• _Task objective_
Reproduce every entry in the listing without alteration.

• _Input for this task_
◇ ◇ ◇ ◇ ◇

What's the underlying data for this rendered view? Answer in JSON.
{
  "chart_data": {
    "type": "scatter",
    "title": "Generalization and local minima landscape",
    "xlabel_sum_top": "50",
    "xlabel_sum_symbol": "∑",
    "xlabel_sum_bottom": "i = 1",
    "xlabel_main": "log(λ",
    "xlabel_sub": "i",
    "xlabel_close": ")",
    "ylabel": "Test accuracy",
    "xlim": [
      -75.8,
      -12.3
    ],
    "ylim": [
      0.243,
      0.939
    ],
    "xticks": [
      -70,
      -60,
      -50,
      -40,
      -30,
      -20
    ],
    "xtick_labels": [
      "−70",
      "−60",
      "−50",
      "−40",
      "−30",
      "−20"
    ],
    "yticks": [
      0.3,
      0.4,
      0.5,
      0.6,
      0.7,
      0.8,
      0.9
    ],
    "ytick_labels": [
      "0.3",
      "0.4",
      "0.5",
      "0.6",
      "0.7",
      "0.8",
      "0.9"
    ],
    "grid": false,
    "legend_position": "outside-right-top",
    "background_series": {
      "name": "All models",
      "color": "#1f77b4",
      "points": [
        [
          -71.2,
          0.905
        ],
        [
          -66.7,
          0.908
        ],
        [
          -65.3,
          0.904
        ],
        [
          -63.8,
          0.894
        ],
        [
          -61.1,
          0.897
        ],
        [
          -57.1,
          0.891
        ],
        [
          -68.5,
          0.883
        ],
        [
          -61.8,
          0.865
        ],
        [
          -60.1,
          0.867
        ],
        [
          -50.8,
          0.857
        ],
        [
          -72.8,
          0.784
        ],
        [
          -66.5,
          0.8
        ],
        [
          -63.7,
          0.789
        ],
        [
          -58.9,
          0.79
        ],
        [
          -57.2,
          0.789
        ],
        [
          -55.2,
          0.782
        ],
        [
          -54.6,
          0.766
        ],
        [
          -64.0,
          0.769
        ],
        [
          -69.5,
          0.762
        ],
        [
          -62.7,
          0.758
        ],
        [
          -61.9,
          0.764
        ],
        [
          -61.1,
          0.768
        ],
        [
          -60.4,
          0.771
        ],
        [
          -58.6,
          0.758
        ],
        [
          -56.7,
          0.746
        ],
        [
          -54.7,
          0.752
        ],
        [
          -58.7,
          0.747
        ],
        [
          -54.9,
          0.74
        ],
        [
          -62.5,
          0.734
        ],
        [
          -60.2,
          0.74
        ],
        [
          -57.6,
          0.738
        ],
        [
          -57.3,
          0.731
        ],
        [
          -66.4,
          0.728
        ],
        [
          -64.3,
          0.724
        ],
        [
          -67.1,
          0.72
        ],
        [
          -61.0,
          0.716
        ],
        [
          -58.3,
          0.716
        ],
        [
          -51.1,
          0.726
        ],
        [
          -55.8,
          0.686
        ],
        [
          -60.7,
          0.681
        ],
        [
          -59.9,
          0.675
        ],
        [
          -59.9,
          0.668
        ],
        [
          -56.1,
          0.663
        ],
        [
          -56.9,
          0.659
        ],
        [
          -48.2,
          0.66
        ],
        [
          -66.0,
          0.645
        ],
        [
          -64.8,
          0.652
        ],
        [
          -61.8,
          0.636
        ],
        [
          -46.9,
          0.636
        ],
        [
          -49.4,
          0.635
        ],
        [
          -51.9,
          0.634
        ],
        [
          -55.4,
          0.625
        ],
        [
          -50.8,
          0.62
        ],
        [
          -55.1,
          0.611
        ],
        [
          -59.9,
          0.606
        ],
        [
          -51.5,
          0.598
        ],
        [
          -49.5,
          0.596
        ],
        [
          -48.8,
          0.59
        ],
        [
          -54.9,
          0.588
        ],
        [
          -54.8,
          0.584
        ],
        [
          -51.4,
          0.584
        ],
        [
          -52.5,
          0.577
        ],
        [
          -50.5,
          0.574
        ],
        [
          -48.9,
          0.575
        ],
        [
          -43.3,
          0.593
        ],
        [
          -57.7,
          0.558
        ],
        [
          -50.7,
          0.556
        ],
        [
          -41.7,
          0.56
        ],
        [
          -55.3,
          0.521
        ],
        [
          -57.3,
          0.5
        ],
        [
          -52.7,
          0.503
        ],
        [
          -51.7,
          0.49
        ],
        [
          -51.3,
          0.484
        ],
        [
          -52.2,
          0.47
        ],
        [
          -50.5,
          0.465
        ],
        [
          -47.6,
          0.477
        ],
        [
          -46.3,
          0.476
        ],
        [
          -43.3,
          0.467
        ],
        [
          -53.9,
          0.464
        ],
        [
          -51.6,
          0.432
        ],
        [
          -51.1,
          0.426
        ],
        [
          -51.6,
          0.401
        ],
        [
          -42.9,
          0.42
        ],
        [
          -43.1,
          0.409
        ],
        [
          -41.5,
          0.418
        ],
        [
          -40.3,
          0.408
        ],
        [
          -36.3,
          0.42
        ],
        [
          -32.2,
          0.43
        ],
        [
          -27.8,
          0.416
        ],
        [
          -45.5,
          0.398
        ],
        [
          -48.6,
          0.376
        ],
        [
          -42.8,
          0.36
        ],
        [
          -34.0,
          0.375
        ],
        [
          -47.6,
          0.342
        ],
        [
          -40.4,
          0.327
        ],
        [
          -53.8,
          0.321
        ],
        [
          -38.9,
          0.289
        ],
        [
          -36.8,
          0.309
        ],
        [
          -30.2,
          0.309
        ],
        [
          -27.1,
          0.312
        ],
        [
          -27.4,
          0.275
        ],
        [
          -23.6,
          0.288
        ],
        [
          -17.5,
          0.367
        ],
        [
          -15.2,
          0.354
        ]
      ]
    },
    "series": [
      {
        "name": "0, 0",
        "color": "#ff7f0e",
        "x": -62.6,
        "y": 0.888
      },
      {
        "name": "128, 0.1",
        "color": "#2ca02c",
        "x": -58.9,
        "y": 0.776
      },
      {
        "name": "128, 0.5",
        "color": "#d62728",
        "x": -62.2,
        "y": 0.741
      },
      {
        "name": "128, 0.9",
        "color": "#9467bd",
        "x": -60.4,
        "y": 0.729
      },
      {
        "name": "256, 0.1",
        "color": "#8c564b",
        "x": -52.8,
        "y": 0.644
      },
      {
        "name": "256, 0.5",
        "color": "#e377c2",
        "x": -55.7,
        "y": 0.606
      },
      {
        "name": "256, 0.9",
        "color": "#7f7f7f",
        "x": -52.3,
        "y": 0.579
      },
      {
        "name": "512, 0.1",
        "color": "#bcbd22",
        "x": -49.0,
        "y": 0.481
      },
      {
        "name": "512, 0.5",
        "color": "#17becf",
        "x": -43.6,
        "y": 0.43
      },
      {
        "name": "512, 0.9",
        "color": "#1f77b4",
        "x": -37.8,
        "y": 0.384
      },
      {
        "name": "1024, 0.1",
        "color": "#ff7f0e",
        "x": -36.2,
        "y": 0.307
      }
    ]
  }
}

◇ ◇ ◇ ◇ ◇

• _Response below_
What's the underlying data for this rendered view? Answer in JSON.
{
  "chart_data": {
    "type": "scatter",
    "title": "Generalization and local minima landscape",
    "xlabel_sum_top": "50",
    "xlabel_sum_symbol": "∑",
    "xlabel_sum_bottom": "i = 1",
    "xlabel_main": "log(λ",
    "xlabel_sub": "i",
    "xlabel_close": ")",
    "ylabel": "Test accuracy",
    "xlim": [
      -75.8,
      -12.3
    ],
    "ylim": [
      0.243,
      0.939
    ],
    "xticks": [
      -70,
      -60,
      -50,
      -40,
      -30,
      -20
    ],
    "xtick_labels": [
      "−70",
      "−60",
      "−50",
      "−40",
      "−30",
      "−20"
    ],
    "yticks": [
      0.3,
      0.4,
      0.5,
      0.6,
      0.7,
      0.8,
      0.9
    ],
    "ytick_labels": [
      "0.3",
      "0.4",
      "0.5",
      "0.6",
      "0.7",
      "0.8",
      "0.9"
    ],
    "grid": false,
    "legend_position": "outside-right-top",
    "background_series": {
      "name": "All models",
      "color": "#1f77b4",
      "points": [
        [
          -71.2,
          0.905
        ],
        [
          -66.7,
          0.908
        ],
        [
          -65.3,
          0.904
        ],
        [
          -63.8,
          0.894
        ],
        [
          -61.1,
          0.897
        ],
        [
          -57.1,
          0.891
        ],
        [
          -68.5,
          0.883
        ],
        [
          -61.8,
          0.865
        ],
        [
          -60.1,
          0.867
        ],
        [
          -50.8,
          0.857
        ],
        [
          -72.8,
          0.784
        ],
        [
          -66.5,
          0.8
        ],
        [
          -63.7,
          0.789
        ],
        [
          -58.9,
          0.79
        ],
        [
          -57.2,
          0.789
        ],
        [
          -55.2,
          0.782
        ],
        [
          -54.6,
          0.766
        ],
        [
          -64.0,
          0.769
        ],
        [
          -69.5,
          0.762
        ],
        [
          -62.7,
          0.758
        ],
        [
          -61.9,
          0.764
        ],
        [
          -61.1,
          0.768
        ],
        [
          -60.4,
          0.771
        ],
        [
          -58.6,
          0.758
        ],
        [
          -56.7,
          0.746
        ],
        [
          -54.7,
          0.752
        ],
        [
          -58.7,
          0.747
        ],
        [
          -54.9,
          0.74
        ],
        [
          -62.5,
          0.734
        ],
        [
          -60.2,
          0.74
        ],
        [
          -57.6,
          0.738
        ],
        [
          -57.3,
          0.731
        ],
        [
          -66.4,
          0.728
        ],
        [
          -64.3,
          0.724
        ],
        [
          -67.1,
          0.72
        ],
        [
          -61.0,
          0.716
        ],
        [
          -58.3,
          0.716
        ],
        [
          -51.1,
          0.726
        ],
        [
          -55.8,
          0.686
        ],
        [
          -60.7,
          0.681
        ],
        [
          -59.9,
          0.675
        ],
        [
          -59.9,
          0.668
        ],
        [
          -56.1,
          0.663
        ],
        [
          -56.9,
          0.659
        ],
        [
          -48.2,
          0.66
        ],
        [
          -66.0,
          0.645
        ],
        [
          -64.8,
          0.652
        ],
        [
          -61.8,
          0.636
        ],
        [
          -46.9,
          0.636
        ],
        [
          -49.4,
          0.635
        ],
        [
          -51.9,
          0.634
        ],
        [
          -55.4,
          0.625
        ],
        [
          -50.8,
          0.62
        ],
        [
          -55.1,
          0.611
        ],
        [
          -59.9,
          0.606
        ],
        [
          -51.5,
          0.598
        ],
        [
          -49.5,
          0.596
        ],
        [
          -48.8,
          0.59
        ],
        [
          -54.9,
          0.588
        ],
        [
          -54.8,
          0.584
        ],
        [
          -51.4,
          0.584
        ],
        [
          -52.5,
          0.577
        ],
        [
          -50.5,
          0.574
        ],
        [
          -48.9,
          0.575
        ],
        [
          -43.3,
          0.593
        ],
        [
          -57.7,
          0.558
        ],
        [
          -50.7,
          0.556
        ],
        [
          -41.7,
          0.56
        ],
        [
          -55.3,
          0.521
        ],
        [
          -57.3,
          0.5
        ],
        [
          -52.7,
          0.503
        ],
        [
          -51.7,
          0.49
        ],
        [
          -51.3,
          0.484
        ],
        [
          -52.2,
          0.47
        ],
        [
          -50.5,
          0.465
        ],
        [
          -47.6,
          0.477
        ],
        [
          -46.3,
          0.476
        ],
        [
          -43.3,
          0.467
        ],
        [
          -53.9,
          0.464
        ],
        [
          -51.6,
          0.432
        ],
        [
          -51.1,
          0.426
        ],
        [
          -51.6,
          0.401
        ],
        [
          -42.9,
          0.42
        ],
        [
          -43.1,
          0.409
        ],
        [
          -41.5,
          0.418
        ],
        [
          -40.3,
          0.408
        ],
        [
          -36.3,
          0.42
        ],
        [
          -32.2,
          0.43
        ],
        [
          -27.8,
          0.416
        ],
        [
          -45.5,
          0.398
        ],
        [
          -48.6,
          0.376
        ],
        [
          -42.8,
          0.36
        ],
        [
          -34.0,
          0.375
        ],
        [
          -47.6,
          0.342
        ],
        [
          -40.4,
          0.327
        ],
        [
          -53.8,
          0.321
        ],
        [
          -38.9,
          0.289
        ],
        [
          -36.8,
          0.309
        ],
        [
          -30.2,
          0.309
        ],
        [
          -27.1,
          0.312
        ],
        [
          -27.4,
          0.275
        ],
        [
          -23.6,
          0.288
        ],
        [
          -17.5,
          0.367
        ],
        [
          -15.2,
          0.354
        ]
      ]
    },
    "series": [
      {
        "name": "0, 0",
        "color": "#ff7f0e",
        "x": -62.6,
        "y": 0.888
      },
      {
        "name": "128, 0.1",
        "color": "#2ca02c",
        "x": -58.9,
        "y": 0.776
      },
      {
        "name": "128, 0.5",
        "color": "#d62728",
        "x": -62.2,
        "y": 0.741
      },
      {
        "name": "128, 0.9",
        "color": "#9467bd",
        "x": -60.4,
        "y": 0.729
      },
      {
        "name": "256, 0.1",
        "color": "#8c564b",
        "x": -52.8,
        "y": 0.644
      },
      {
        "name": "256, 0.5",
        "color": "#e377c2",
        "x": -55.7,
        "y": 0.606
      },
      {
        "name": "256, 0.9",
        "color": "#7f7f7f",
        "x": -52.3,
        "y": 0.579
      },
      {
        "name": "512, 0.1",
        "color": "#bcbd22",
        "x": -49.0,
        "y": 0.481
      },
      {
        "name": "512, 0.5",
        "color": "#17becf",
        "x": -43.6,
        "y": 0.43
      },
      {
        "name": "512, 0.9",
        "color": "#1f77b4",
        "x": -37.8,
        "y": 0.384
      },
      {
        "name": "1024, 0.1",
        "color": "#ff7f0e",
        "x": -36.2,
        "y": 0.307
      }
    ]
  }
}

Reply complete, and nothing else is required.